__Dataset extract__:
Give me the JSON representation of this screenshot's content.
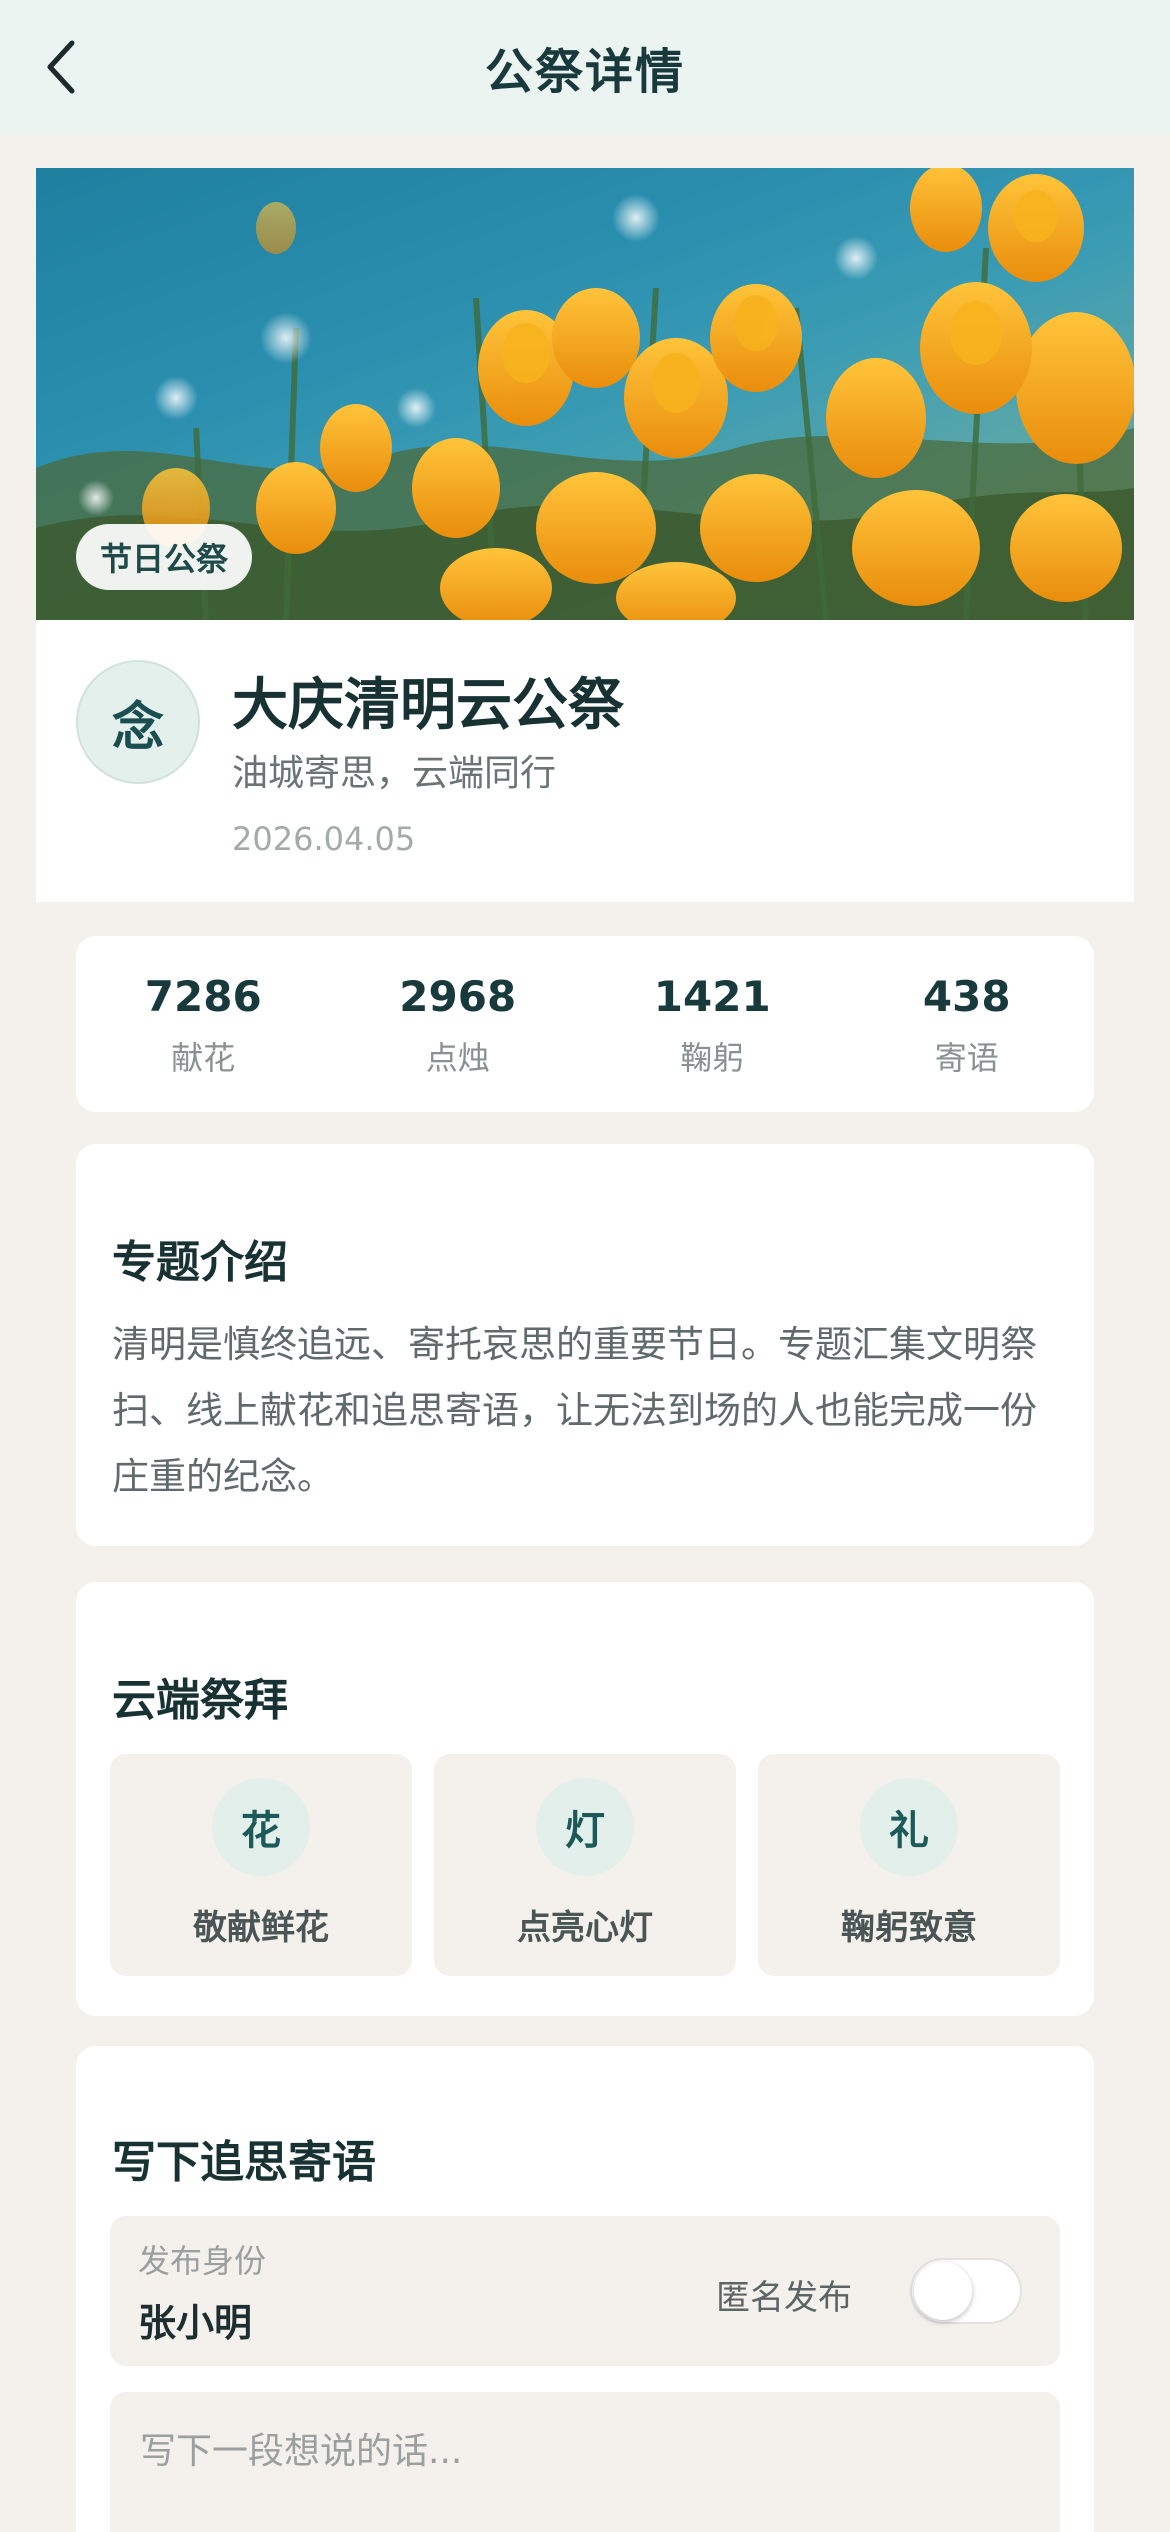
{
  "nav": {
    "title": "公祭详情"
  },
  "hero": {
    "tag": "节日公祭"
  },
  "info": {
    "avatar_char": "念",
    "name": "大庆清明云公祭",
    "slogan": "油城寄思，云端同行",
    "date": "2026.04.05"
  },
  "stats": [
    {
      "value": "7286",
      "label": "献花"
    },
    {
      "value": "2968",
      "label": "点烛"
    },
    {
      "value": "1421",
      "label": "鞠躬"
    },
    {
      "value": "438",
      "label": "寄语"
    }
  ],
  "intro": {
    "title": "专题介绍",
    "text": "清明是慎终追远、寄托哀思的重要节日。专题汇集文明祭扫、线上献花和追思寄语，让无法到场的人也能完成一份庄重的纪念。"
  },
  "worship": {
    "title": "云端祭拜",
    "actions": [
      {
        "icon_char": "花",
        "label": "敬献鲜花"
      },
      {
        "icon_char": "灯",
        "label": "点亮心灯"
      },
      {
        "icon_char": "礼",
        "label": "鞠躬致意"
      }
    ]
  },
  "message": {
    "title": "写下追思寄语",
    "identity_label": "发布身份",
    "identity_name": "张小明",
    "anonymous_label": "匿名发布",
    "anonymous_on": false,
    "placeholder": "写下一段想说的话..."
  },
  "colors": {
    "background": "#f4f1ec",
    "nav_background": "#ecf4f1",
    "accent": "#1c5a5a",
    "icon_circle": "#e3efeb"
  },
  "icons": {
    "back": "chevron-left-icon"
  }
}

__Stated exercise__: Write out each line of the data exactly; the images should be left out.

__Reply to the task__:
Give me the JSON representation of this screenshot's content.
{
  "nav": {
    "title": "公祭详情"
  },
  "hero": {
    "tag": "节日公祭"
  },
  "info": {
    "avatar_char": "念",
    "name": "大庆清明云公祭",
    "slogan": "油城寄思，云端同行",
    "date": "2026.04.05"
  },
  "stats": [
    {
      "value": "7286",
      "label": "献花"
    },
    {
      "value": "2968",
      "label": "点烛"
    },
    {
      "value": "1421",
      "label": "鞠躬"
    },
    {
      "value": "438",
      "label": "寄语"
    }
  ],
  "intro": {
    "title": "专题介绍",
    "text": "清明是慎终追远、寄托哀思的重要节日。专题汇集文明祭扫、线上献花和追思寄语，让无法到场的人也能完成一份庄重的纪念。"
  },
  "worship": {
    "title": "云端祭拜",
    "actions": [
      {
        "icon_char": "花",
        "label": "敬献鲜花"
      },
      {
        "icon_char": "灯",
        "label": "点亮心灯"
      },
      {
        "icon_char": "礼",
        "label": "鞠躬致意"
      }
    ]
  },
  "message": {
    "title": "写下追思寄语",
    "identity_label": "发布身份",
    "identity_name": "张小明",
    "anonymous_label": "匿名发布",
    "anonymous_on": false,
    "placeholder": "写下一段想说的话..."
  },
  "colors": {
    "background": "#f4f1ec",
    "nav_background": "#ecf4f1",
    "accent": "#1c5a5a",
    "icon_circle": "#e3efeb"
  },
  "icons": {
    "back": "chevron-left-icon"
  }
}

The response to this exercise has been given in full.